[Data records]

------------------------------------

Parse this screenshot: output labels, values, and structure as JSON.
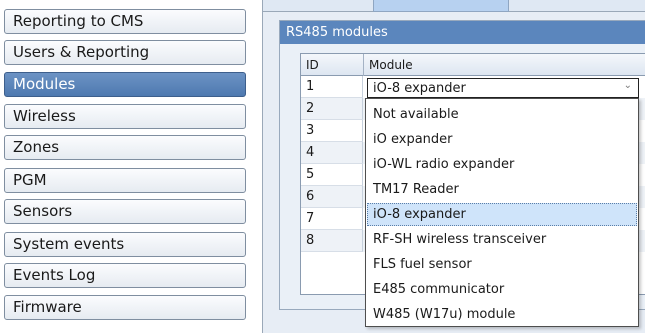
{
  "sidebar": {
    "items": [
      {
        "label": "Reporting to CMS",
        "active": false
      },
      {
        "label": "Users & Reporting",
        "active": false
      },
      {
        "label": "Modules",
        "active": true
      },
      {
        "label": "Wireless",
        "active": false
      },
      {
        "label": "Zones",
        "active": false
      },
      {
        "label": "PGM",
        "active": false
      },
      {
        "label": "Sensors",
        "active": false
      },
      {
        "label": "System events",
        "active": false
      },
      {
        "label": "Events Log",
        "active": false
      },
      {
        "label": "Firmware",
        "active": false
      }
    ]
  },
  "group": {
    "title": "RS485 modules"
  },
  "grid": {
    "columns": [
      "ID",
      "Module"
    ],
    "rows": [
      "1",
      "2",
      "3",
      "4",
      "5",
      "6",
      "7",
      "8"
    ]
  },
  "combo": {
    "value": "iO-8 expander",
    "arrow_icon": "chevron-down-icon"
  },
  "dropdown": {
    "selected_index": 5,
    "options": [
      "Not available",
      "iO expander",
      "iO-WL radio expander",
      "TM17 Reader",
      "iO-8 expander",
      "RF-SH wireless transceiver",
      "FLS fuel sensor",
      "E485 communicator",
      "W485 (W17u) module"
    ]
  },
  "colors": {
    "active_nav": "#5a86bf",
    "group_header": "#5b86bd",
    "selection": "#cfe4fa"
  }
}
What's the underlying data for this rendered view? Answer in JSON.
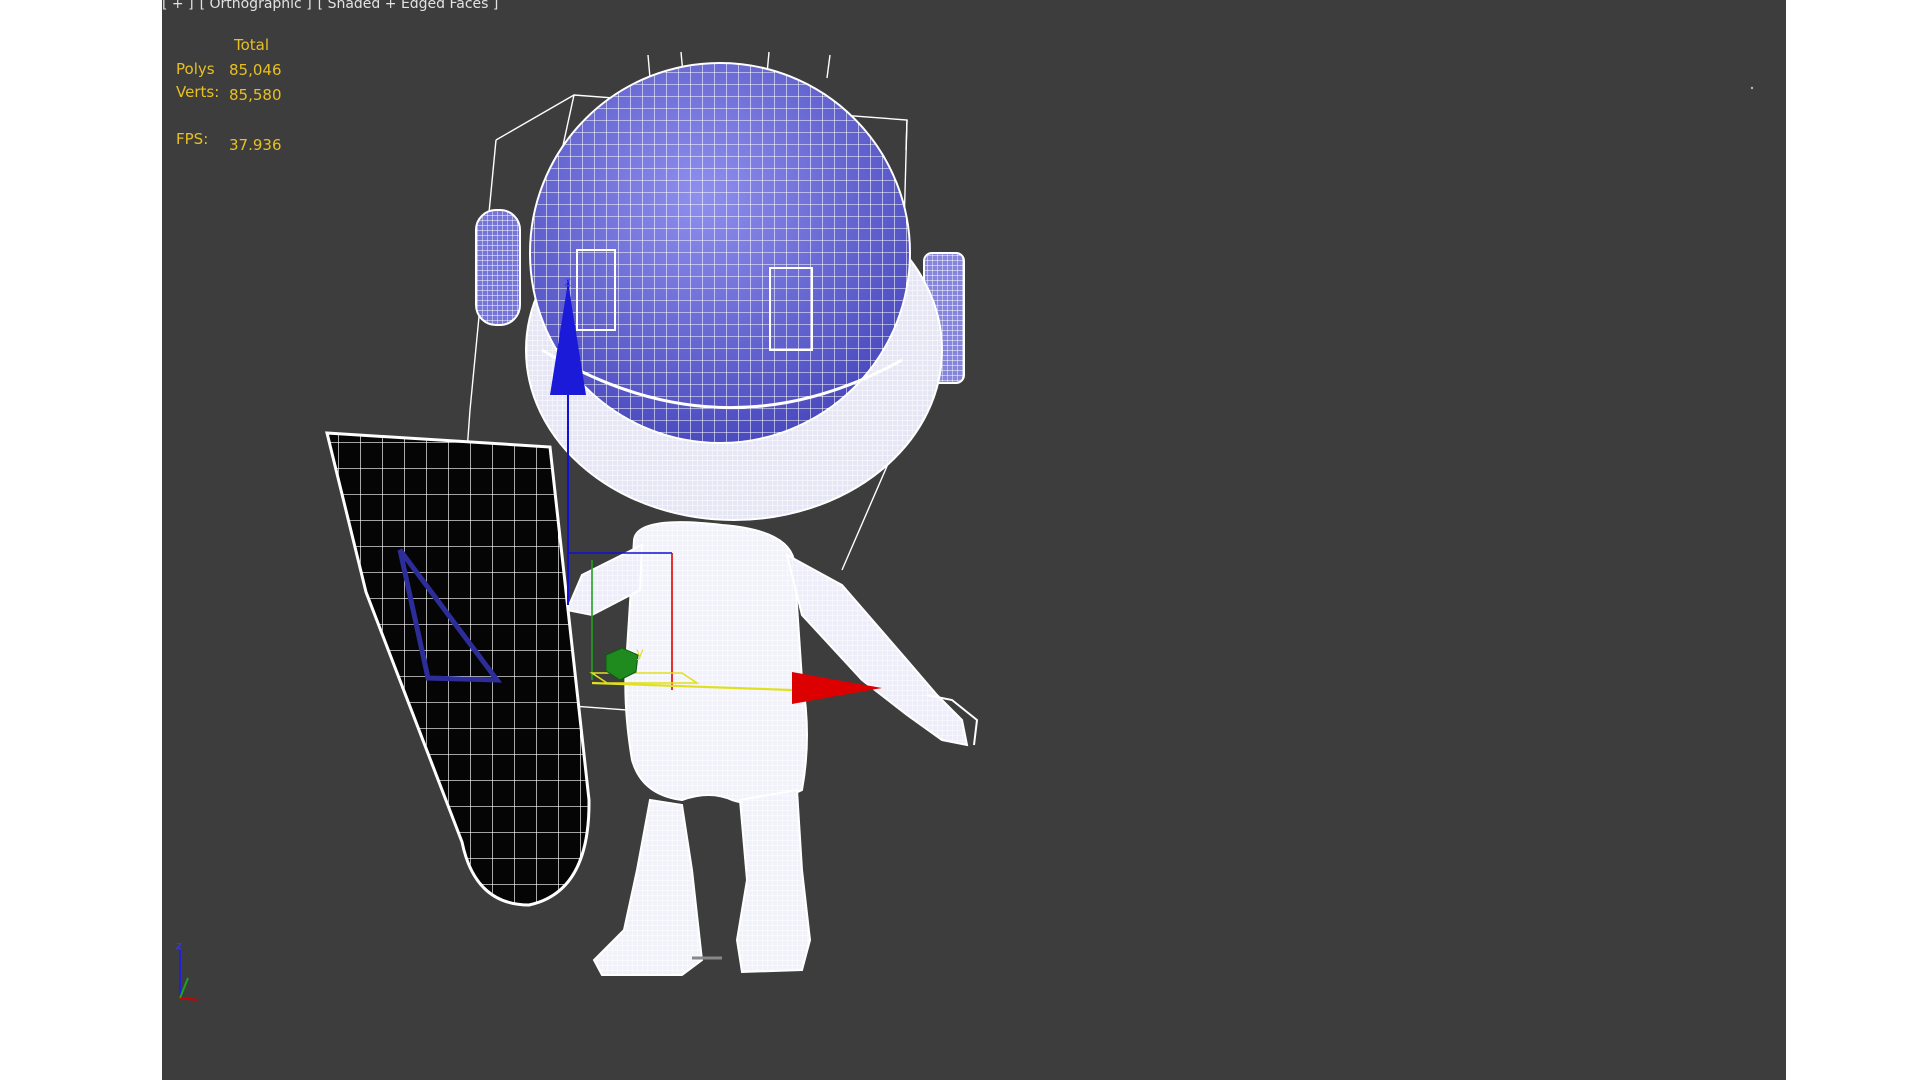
{
  "viewport": {
    "label_plus": "[ + ]",
    "label_view": "[ Orthographic ]",
    "label_shading": "[ Shaded + Edged Faces ]"
  },
  "stats": {
    "header": "Total",
    "polys_label": "Polys",
    "polys_value": "85,046",
    "verts_label": "Verts:",
    "verts_value": "85,580",
    "fps_label": "FPS:",
    "fps_value": "37.936"
  },
  "gizmo": {
    "z_label": "z",
    "y_label": "y"
  },
  "colors": {
    "viewport_bg": "#3d3d3d",
    "stats_text": "#e8c020",
    "helmet": "#6e6ed8",
    "wire": "#ffffff",
    "axis_x": "#e00000",
    "axis_y": "#20a020",
    "axis_z": "#1010d8",
    "shield": "#000000"
  }
}
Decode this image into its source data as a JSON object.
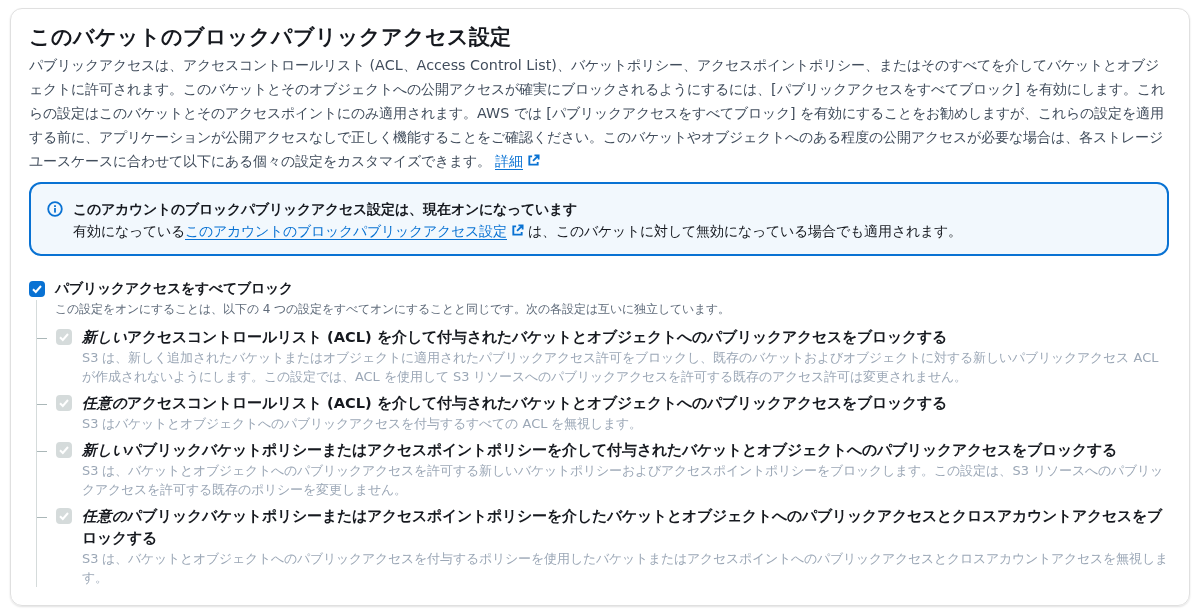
{
  "title": "このバケットのブロックパブリックアクセス設定",
  "description": {
    "text": "パブリックアクセスは、アクセスコントロールリスト (ACL、Access Control List)、バケットポリシー、アクセスポイントポリシー、またはそのすべてを介してバケットとオブジェクトに許可されます。このバケットとそのオブジェクトへの公開アクセスが確実にブロックされるようにするには、[パブリックアクセスをすべてブロック] を有効にします。これらの設定はこのバケットとそのアクセスポイントにのみ適用されます。AWS では [パブリックアクセスをすべてブロック] を有効にすることをお勧めしますが、これらの設定を適用する前に、アプリケーションが公開アクセスなしで正しく機能することをご確認ください。このバケットやオブジェクトへのある程度の公開アクセスが必要な場合は、各ストレージユースケースに合わせて以下にある個々の設定をカスタマイズできます。",
    "link": "詳細"
  },
  "info": {
    "title": "このアカウントのブロックパブリックアクセス設定は、現在オンになっています",
    "text_before": "有効になっている",
    "link": "このアカウントのブロックパブリックアクセス設定",
    "text_after": "は、このバケットに対して無効になっている場合でも適用されます。"
  },
  "master": {
    "label": "パブリックアクセスをすべてブロック",
    "checked": true,
    "description": "この設定をオンにすることは、以下の 4 つの設定をすべてオンにすることと同じです。次の各設定は互いに独立しています。"
  },
  "options": [
    {
      "emphasis": "新しい",
      "label": "アクセスコントロールリスト (ACL) を介して付与されたバケットとオブジェクトへのパブリックアクセスをブロックする",
      "description": "S3 は、新しく追加されたバケットまたはオブジェクトに適用されたパブリックアクセス許可をブロックし、既存のバケットおよびオブジェクトに対する新しいパブリックアクセス ACL が作成されないようにします。この設定では、ACL を使用して S3 リソースへのパブリックアクセスを許可する既存のアクセス許可は変更されません。",
      "checked": true,
      "disabled": true
    },
    {
      "emphasis": "任意の",
      "label": "アクセスコントロールリスト (ACL) を介して付与されたバケットとオブジェクトへのパブリックアクセスをブロックする",
      "description": "S3 はバケットとオブジェクトへのパブリックアクセスを付与するすべての ACL を無視します。",
      "checked": true,
      "disabled": true
    },
    {
      "emphasis": "新しい",
      "label": "パブリックバケットポリシーまたはアクセスポイントポリシーを介して付与されたバケットとオブジェクトへのパブリックアクセスをブロックする",
      "description": "S3 は、バケットとオブジェクトへのパブリックアクセスを許可する新しいバケットポリシーおよびアクセスポイントポリシーをブロックします。この設定は、S3 リソースへのパブリックアクセスを許可する既存のポリシーを変更しません。",
      "checked": true,
      "disabled": true
    },
    {
      "emphasis": "任意の",
      "label": "パブリックバケットポリシーまたはアクセスポイントポリシーを介したバケットとオブジェクトへのパブリックアクセスとクロスアカウントアクセスをブロックする",
      "description": "S3 は、バケットとオブジェクトへのパブリックアクセスを付与するポリシーを使用したバケットまたはアクセスポイントへのパブリックアクセスとクロスアカウントアクセスを無視します。",
      "checked": true,
      "disabled": true
    }
  ]
}
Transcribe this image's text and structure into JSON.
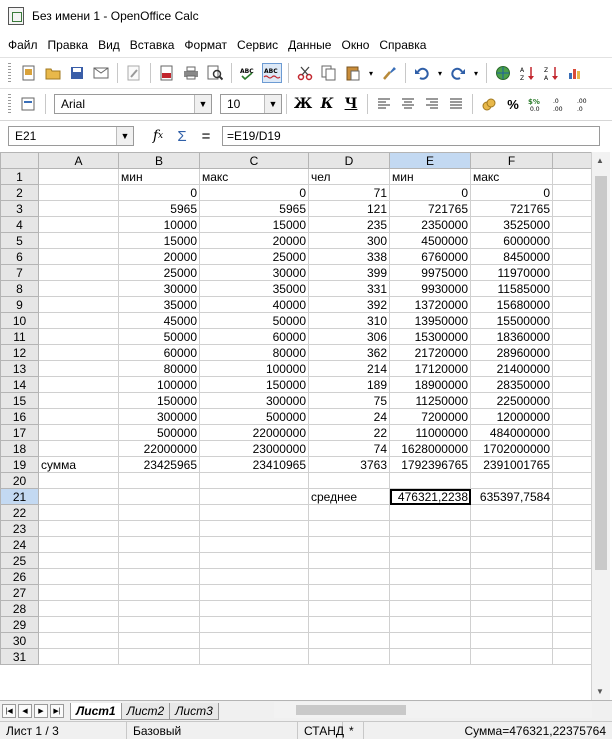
{
  "window": {
    "title": "Без имени 1 - OpenOffice Calc"
  },
  "menu": [
    "Файл",
    "Правка",
    "Вид",
    "Вставка",
    "Формат",
    "Сервис",
    "Данные",
    "Окно",
    "Справка"
  ],
  "format_toolbar": {
    "font_name": "Arial",
    "font_size": "10",
    "bold_label": "Ж",
    "italic_label": "К",
    "underline_label": "Ч"
  },
  "formula_bar": {
    "cell_ref": "E21",
    "formula": "=E19/D19",
    "equals": "="
  },
  "sheet": {
    "columns": [
      "A",
      "B",
      "C",
      "D",
      "E",
      "F"
    ],
    "rows": [
      {
        "n": "1",
        "c": [
          "",
          "мин",
          "макс",
          "чел",
          "мин",
          "макс"
        ]
      },
      {
        "n": "2",
        "c": [
          "",
          "0",
          "0",
          "71",
          "0",
          "0"
        ]
      },
      {
        "n": "3",
        "c": [
          "",
          "5965",
          "5965",
          "121",
          "721765",
          "721765"
        ]
      },
      {
        "n": "4",
        "c": [
          "",
          "10000",
          "15000",
          "235",
          "2350000",
          "3525000"
        ]
      },
      {
        "n": "5",
        "c": [
          "",
          "15000",
          "20000",
          "300",
          "4500000",
          "6000000"
        ]
      },
      {
        "n": "6",
        "c": [
          "",
          "20000",
          "25000",
          "338",
          "6760000",
          "8450000"
        ]
      },
      {
        "n": "7",
        "c": [
          "",
          "25000",
          "30000",
          "399",
          "9975000",
          "11970000"
        ]
      },
      {
        "n": "8",
        "c": [
          "",
          "30000",
          "35000",
          "331",
          "9930000",
          "11585000"
        ]
      },
      {
        "n": "9",
        "c": [
          "",
          "35000",
          "40000",
          "392",
          "13720000",
          "15680000"
        ]
      },
      {
        "n": "10",
        "c": [
          "",
          "45000",
          "50000",
          "310",
          "13950000",
          "15500000"
        ]
      },
      {
        "n": "11",
        "c": [
          "",
          "50000",
          "60000",
          "306",
          "15300000",
          "18360000"
        ]
      },
      {
        "n": "12",
        "c": [
          "",
          "60000",
          "80000",
          "362",
          "21720000",
          "28960000"
        ]
      },
      {
        "n": "13",
        "c": [
          "",
          "80000",
          "100000",
          "214",
          "17120000",
          "21400000"
        ]
      },
      {
        "n": "14",
        "c": [
          "",
          "100000",
          "150000",
          "189",
          "18900000",
          "28350000"
        ]
      },
      {
        "n": "15",
        "c": [
          "",
          "150000",
          "300000",
          "75",
          "11250000",
          "22500000"
        ]
      },
      {
        "n": "16",
        "c": [
          "",
          "300000",
          "500000",
          "24",
          "7200000",
          "12000000"
        ]
      },
      {
        "n": "17",
        "c": [
          "",
          "500000",
          "22000000",
          "22",
          "11000000",
          "484000000"
        ]
      },
      {
        "n": "18",
        "c": [
          "",
          "22000000",
          "23000000",
          "74",
          "1628000000",
          "1702000000"
        ]
      },
      {
        "n": "19",
        "c": [
          "сумма",
          "23425965",
          "23410965",
          "3763",
          "1792396765",
          "2391001765"
        ]
      },
      {
        "n": "20",
        "c": [
          "",
          "",
          "",
          "",
          "",
          ""
        ]
      },
      {
        "n": "21",
        "c": [
          "",
          "",
          "",
          "среднее",
          "476321,2238",
          "635397,7584"
        ]
      },
      {
        "n": "22",
        "c": [
          "",
          "",
          "",
          "",
          "",
          ""
        ]
      },
      {
        "n": "23",
        "c": [
          "",
          "",
          "",
          "",
          "",
          ""
        ]
      },
      {
        "n": "24",
        "c": [
          "",
          "",
          "",
          "",
          "",
          ""
        ]
      },
      {
        "n": "25",
        "c": [
          "",
          "",
          "",
          "",
          "",
          ""
        ]
      },
      {
        "n": "26",
        "c": [
          "",
          "",
          "",
          "",
          "",
          ""
        ]
      },
      {
        "n": "27",
        "c": [
          "",
          "",
          "",
          "",
          "",
          ""
        ]
      },
      {
        "n": "28",
        "c": [
          "",
          "",
          "",
          "",
          "",
          ""
        ]
      },
      {
        "n": "29",
        "c": [
          "",
          "",
          "",
          "",
          "",
          ""
        ]
      },
      {
        "n": "30",
        "c": [
          "",
          "",
          "",
          "",
          "",
          ""
        ]
      },
      {
        "n": "31",
        "c": [
          "",
          "",
          "",
          "",
          "",
          ""
        ]
      }
    ],
    "active_cell": {
      "row": "21",
      "col": "E"
    }
  },
  "sheet_tabs": [
    "Лист1",
    "Лист2",
    "Лист3"
  ],
  "status": {
    "sheet": "Лист 1 / 3",
    "style": "Базовый",
    "mode": "СТАНД",
    "modified": "*",
    "sum": "Сумма=476321,22375764"
  }
}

------------------------------------

List each line in the listing that contains the string "expander".

**Solution for this problem**
    "value": "iO-8 expander",
      "iO expander",
      "iO-WL radio expander",
      "iO-8 expander",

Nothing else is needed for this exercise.